### [Listed records]
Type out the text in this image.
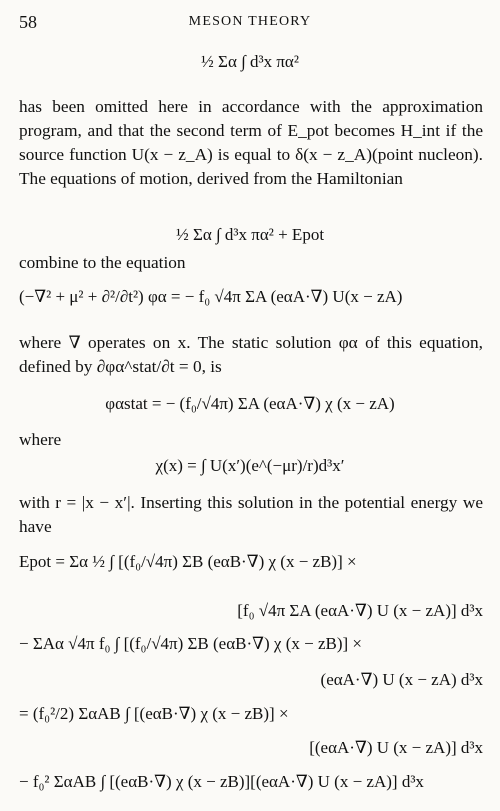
58	MESON THEORY
½ Σα ∫ d³x πα²
has been omitted here in accordance with the approximation program, and that the second term of E_pot becomes H_int if the source function U(x − z_A) is equal to δ(x − z_A)(point nucleon). The equations of motion, derived from the Hamiltonian
½ Σα ∫ d³x πα² + Epot
combine to the equation
(−∇² + μ² + ∂²/∂t²) φα = − f₀ √4π ΣA (eαA·∇) U(x − zA)
where ∇ operates on x. The static solution φα of this equation, defined by ∂φα^stat/∂t = 0, is
φαstat = − (f₀/√4π) ΣA (eαA·∇) χ (x − zA)
where
χ(x) = ∫ U(x′)(e^(−μr)/r)d³x′
with r = |x − x′|. Inserting this solution in the potential energy we have
Epot = Σα ½ ∫ [(f₀/√4π) ΣB (eαB·∇) χ (x − zB)] ×
[f₀ √4π ΣA (eαA·∇) U (x − zA)] d³x
− ΣAα √4π f₀ ∫ [(f₀/√4π) ΣB (eαB·∇) χ (x − zB)] ×
(eαA·∇) U (x − zA) d³x
= (f₀²/2) ΣαAB ∫ [(eαB·∇) χ (x − zB)] ×
[(eαA·∇) U (x − zA)] d³x
− f₀² ΣαAB ∫ [(eαB·∇) χ (x − zB)][(eαA·∇) U (x − zA)] d³x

### [The task]
Scan the listing above. Gather each line that contains the word "solution".

### [Answer to this problem]
where ∇ operates on x. The static solution φα of this equation, defined by ∂φα^stat/∂t = 0, is
with r = |x − x′|. Inserting this solution in the potential energy we have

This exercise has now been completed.